▶ CHALLENGE
Give all the lines below again, exactly, with no pictures.

(Saved entries)
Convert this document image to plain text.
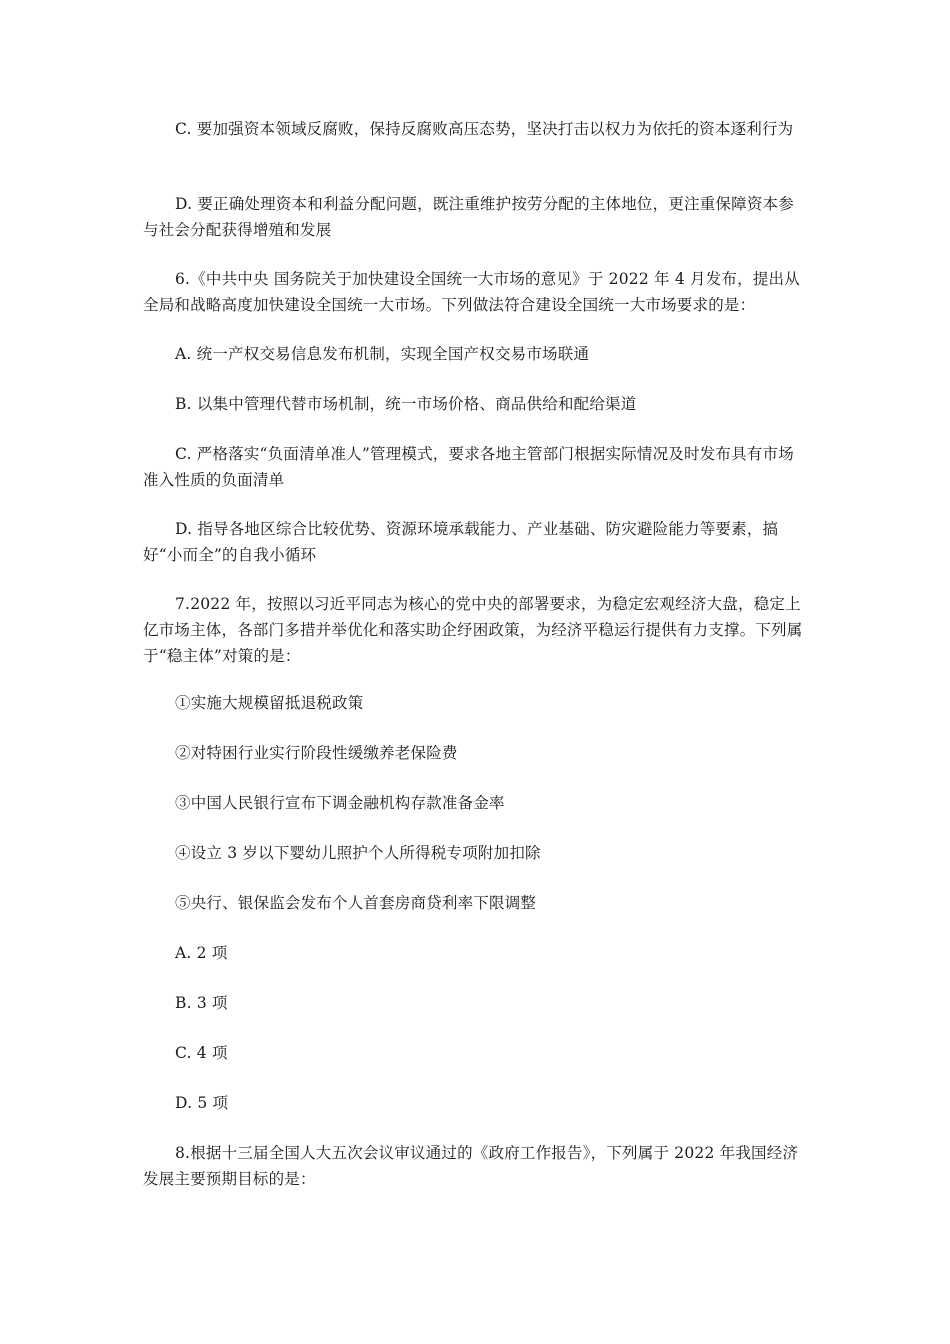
C. 要加强资本领域反腐败，保持反腐败高压态势，坚决打击以权力为依托的资本逐利行为

D. 要正确处理资本和利益分配问题，既注重维护按劳分配的主体地位，更注重保障资本参与社会分配获得增殖和发展

6.《中共中央 国务院关于加快建设全国统一大市场的意见》于 2022 年 4 月发布，提出从全局和战略高度加快建设全国统一大市场。下列做法符合建设全国统一大市场要求的是：

A. 统一产权交易信息发布机制，实现全国产权交易市场联通

B. 以集中管理代替市场机制，统一市场价格、商品供给和配给渠道

C. 严格落实“负面清单准人”管理模式，要求各地主管部门根据实际情况及时发布具有市场准入性质的负面清单

D. 指导各地区综合比较优势、资源环境承载能力、产业基础、防灾避险能力等要素，搞好“小而全”的自我小循环

7.2022 年，按照以习近平同志为核心的党中央的部署要求，为稳定宏观经济大盘，稳定上亿市场主体，各部门多措并举优化和落实助企纾困政策，为经济平稳运行提供有力支撑。下列属于“稳主体”对策的是：

①实施大规模留抵退税政策

②对特困行业实行阶段性缓缴养老保险费

③中国人民银行宣布下调金融机构存款准备金率

④设立 3 岁以下婴幼儿照护个人所得税专项附加扣除

⑤央行、银保监会发布个人首套房商贷利率下限调整

A. 2 项

B. 3 项

C. 4 项

D. 5 项

8.根据十三届全国人大五次会议审议通过的《政府工作报告》，下列属于 2022 年我国经济发展主要预期目标的是：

▶ RESULT OF THE EXERCISE
Convert this document image to plain text.
C. 要加强资本领域反腐败，保持反腐败高压态势，坚决打击以权力为依托的资本逐利行为

D. 要正确处理资本和利益分配问题，既注重维护按劳分配的主体地位，更注重保障资本参与社会分配获得增殖和发展

6.《中共中央 国务院关于加快建设全国统一大市场的意见》于 2022 年 4 月发布，提出从全局和战略高度加快建设全国统一大市场。下列做法符合建设全国统一大市场要求的是：

A. 统一产权交易信息发布机制，实现全国产权交易市场联通

B. 以集中管理代替市场机制，统一市场价格、商品供给和配给渠道

C. 严格落实“负面清单准人”管理模式，要求各地主管部门根据实际情况及时发布具有市场准入性质的负面清单

D. 指导各地区综合比较优势、资源环境承载能力、产业基础、防灾避险能力等要素，搞好“小而全”的自我小循环

7.2022 年，按照以习近平同志为核心的党中央的部署要求，为稳定宏观经济大盘，稳定上亿市场主体，各部门多措并举优化和落实助企纾困政策，为经济平稳运行提供有力支撑。下列属于“稳主体”对策的是：

①实施大规模留抵退税政策

②对特困行业实行阶段性缓缴养老保险费

③中国人民银行宣布下调金融机构存款准备金率

④设立 3 岁以下婴幼儿照护个人所得税专项附加扣除

⑤央行、银保监会发布个人首套房商贷利率下限调整

A. 2 项

B. 3 项

C. 4 项

D. 5 项

8.根据十三届全国人大五次会议审议通过的《政府工作报告》，下列属于 2022 年我国经济发展主要预期目标的是：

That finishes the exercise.